**WHAT THE TASK ASKS**
Quote every line below exactly as it reads.

-------- RECORD EXCERPTS

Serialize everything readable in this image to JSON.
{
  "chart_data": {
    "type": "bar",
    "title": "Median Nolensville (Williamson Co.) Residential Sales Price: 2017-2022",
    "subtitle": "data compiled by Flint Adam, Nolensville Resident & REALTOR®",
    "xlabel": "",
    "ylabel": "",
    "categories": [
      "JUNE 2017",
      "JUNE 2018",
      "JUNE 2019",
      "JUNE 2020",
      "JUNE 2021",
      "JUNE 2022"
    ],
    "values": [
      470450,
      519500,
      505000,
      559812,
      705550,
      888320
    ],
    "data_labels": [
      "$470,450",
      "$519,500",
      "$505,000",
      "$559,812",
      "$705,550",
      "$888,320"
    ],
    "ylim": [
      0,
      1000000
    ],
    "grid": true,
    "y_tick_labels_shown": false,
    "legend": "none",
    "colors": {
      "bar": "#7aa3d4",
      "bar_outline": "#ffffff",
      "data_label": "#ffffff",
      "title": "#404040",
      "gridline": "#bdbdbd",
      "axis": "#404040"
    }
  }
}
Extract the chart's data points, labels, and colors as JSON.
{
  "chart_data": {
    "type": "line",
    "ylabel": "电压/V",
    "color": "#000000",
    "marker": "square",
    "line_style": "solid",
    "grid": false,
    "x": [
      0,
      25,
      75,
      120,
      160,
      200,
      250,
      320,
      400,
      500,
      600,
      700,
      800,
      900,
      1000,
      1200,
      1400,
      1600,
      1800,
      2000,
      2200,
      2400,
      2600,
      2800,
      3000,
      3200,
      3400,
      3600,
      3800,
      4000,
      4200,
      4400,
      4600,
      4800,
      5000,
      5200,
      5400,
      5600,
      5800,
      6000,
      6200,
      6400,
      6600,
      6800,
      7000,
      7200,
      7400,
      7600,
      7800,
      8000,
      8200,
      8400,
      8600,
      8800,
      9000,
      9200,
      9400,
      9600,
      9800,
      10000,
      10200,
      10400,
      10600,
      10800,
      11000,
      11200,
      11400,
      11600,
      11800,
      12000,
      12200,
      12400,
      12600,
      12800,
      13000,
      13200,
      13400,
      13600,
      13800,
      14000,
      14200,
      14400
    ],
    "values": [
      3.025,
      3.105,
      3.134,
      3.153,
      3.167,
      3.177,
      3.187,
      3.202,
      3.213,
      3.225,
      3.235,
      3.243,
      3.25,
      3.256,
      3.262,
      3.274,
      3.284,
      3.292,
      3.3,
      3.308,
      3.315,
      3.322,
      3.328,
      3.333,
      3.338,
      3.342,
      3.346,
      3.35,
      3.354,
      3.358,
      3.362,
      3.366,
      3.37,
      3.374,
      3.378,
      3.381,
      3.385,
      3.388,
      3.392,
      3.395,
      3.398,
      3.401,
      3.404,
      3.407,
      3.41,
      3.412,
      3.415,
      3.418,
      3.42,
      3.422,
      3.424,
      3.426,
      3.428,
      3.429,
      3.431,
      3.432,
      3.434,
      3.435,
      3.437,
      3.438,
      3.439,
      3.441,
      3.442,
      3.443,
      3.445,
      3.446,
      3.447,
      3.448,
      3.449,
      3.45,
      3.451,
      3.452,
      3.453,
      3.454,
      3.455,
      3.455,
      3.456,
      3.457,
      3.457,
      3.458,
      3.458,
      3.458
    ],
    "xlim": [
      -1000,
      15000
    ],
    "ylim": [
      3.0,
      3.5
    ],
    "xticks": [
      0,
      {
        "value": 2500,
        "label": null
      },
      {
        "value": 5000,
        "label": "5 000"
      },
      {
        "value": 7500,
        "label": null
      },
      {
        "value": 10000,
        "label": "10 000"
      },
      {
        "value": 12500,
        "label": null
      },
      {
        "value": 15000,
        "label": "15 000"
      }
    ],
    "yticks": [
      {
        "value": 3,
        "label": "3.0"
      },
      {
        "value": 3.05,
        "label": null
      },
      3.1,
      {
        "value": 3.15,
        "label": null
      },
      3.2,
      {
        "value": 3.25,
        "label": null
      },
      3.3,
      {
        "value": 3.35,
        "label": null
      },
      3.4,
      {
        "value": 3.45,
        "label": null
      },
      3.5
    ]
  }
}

----------------

**SOLUTION**
Serialize everything readable in this image to JSON.
{
  "chart_data": {
    "type": "bar",
    "title": "Median Nolensville (Williamson Co.) Residential Sales Price: 2017-2022",
    "subtitle": "data compiled by Flint Adam, Nolensville Resident & REALTOR®",
    "xlabel": "",
    "ylabel": "",
    "categories": [
      "JUNE 2017",
      "JUNE 2018",
      "JUNE 2019",
      "JUNE 2020",
      "JUNE 2021",
      "JUNE 2022"
    ],
    "values": [
      470450,
      519500,
      505000,
      559812,
      705550,
      888320
    ],
    "data_labels": [
      "$470,450",
      "$519,500",
      "$505,000",
      "$559,812",
      "$705,550",
      "$888,320"
    ],
    "ylim": [
      0,
      1000000
    ],
    "grid": true,
    "y_tick_labels_shown": false,
    "legend": "none",
    "colors": {
      "bar": "#7aa3d4",
      "bar_outline": "#ffffff",
      "data_label": "#ffffff",
      "title": "#404040",
      "gridline": "#bdbdbd",
      "axis": "#404040"
    }
  }
}
Extract the chart's data points, labels, and colors as JSON.
{
  "chart_data": {
    "type": "line",
    "ylabel": "电压/V",
    "color": "#000000",
    "marker": "square",
    "line_style": "solid",
    "grid": false,
    "x": [
      0,
      25,
      75,
      120,
      160,
      200,
      250,
      320,
      400,
      500,
      600,
      700,
      800,
      900,
      1000,
      1200,
      1400,
      1600,
      1800,
      2000,
      2200,
      2400,
      2600,
      2800,
      3000,
      3200,
      3400,
      3600,
      3800,
      4000,
      4200,
      4400,
      4600,
      4800,
      5000,
      5200,
      5400,
      5600,
      5800,
      6000,
      6200,
      6400,
      6600,
      6800,
      7000,
      7200,
      7400,
      7600,
      7800,
      8000,
      8200,
      8400,
      8600,
      8800,
      9000,
      9200,
      9400,
      9600,
      9800,
      10000,
      10200,
      10400,
      10600,
      10800,
      11000,
      11200,
      11400,
      11600,
      11800,
      12000,
      12200,
      12400,
      12600,
      12800,
      13000,
      13200,
      13400,
      13600,
      13800,
      14000,
      14200,
      14400
    ],
    "values": [
      3.025,
      3.105,
      3.134,
      3.153,
      3.167,
      3.177,
      3.187,
      3.202,
      3.213,
      3.225,
      3.235,
      3.243,
      3.25,
      3.256,
      3.262,
      3.274,
      3.284,
      3.292,
      3.3,
      3.308,
      3.315,
      3.322,
      3.328,
      3.333,
      3.338,
      3.342,
      3.346,
      3.35,
      3.354,
      3.358,
      3.362,
      3.366,
      3.37,
      3.374,
      3.378,
      3.381,
      3.385,
      3.388,
      3.392,
      3.395,
      3.398,
      3.401,
      3.404,
      3.407,
      3.41,
      3.412,
      3.415,
      3.418,
      3.42,
      3.422,
      3.424,
      3.426,
      3.428,
      3.429,
      3.431,
      3.432,
      3.434,
      3.435,
      3.437,
      3.438,
      3.439,
      3.441,
      3.442,
      3.443,
      3.445,
      3.446,
      3.447,
      3.448,
      3.449,
      3.45,
      3.451,
      3.452,
      3.453,
      3.454,
      3.455,
      3.455,
      3.456,
      3.457,
      3.457,
      3.458,
      3.458,
      3.458
    ],
    "xlim": [
      -1000,
      15000
    ],
    "ylim": [
      3.0,
      3.5
    ],
    "xticks": [
      0,
      {
        "value": 2500,
        "label": null
      },
      {
        "value": 5000,
        "label": "5 000"
      },
      {
        "value": 7500,
        "label": null
      },
      {
        "value": 10000,
        "label": "10 000"
      },
      {
        "value": 12500,
        "label": null
      },
      {
        "value": 15000,
        "label": "15 000"
      }
    ],
    "yticks": [
      {
        "value": 3,
        "label": "3.0"
      },
      {
        "value": 3.05,
        "label": null
      },
      3.1,
      {
        "value": 3.15,
        "label": null
      },
      3.2,
      {
        "value": 3.25,
        "label": null
      },
      3.3,
      {
        "value": 3.35,
        "label": null
      },
      3.4,
      {
        "value": 3.45,
        "label": null
      },
      3.5
    ]
  }
}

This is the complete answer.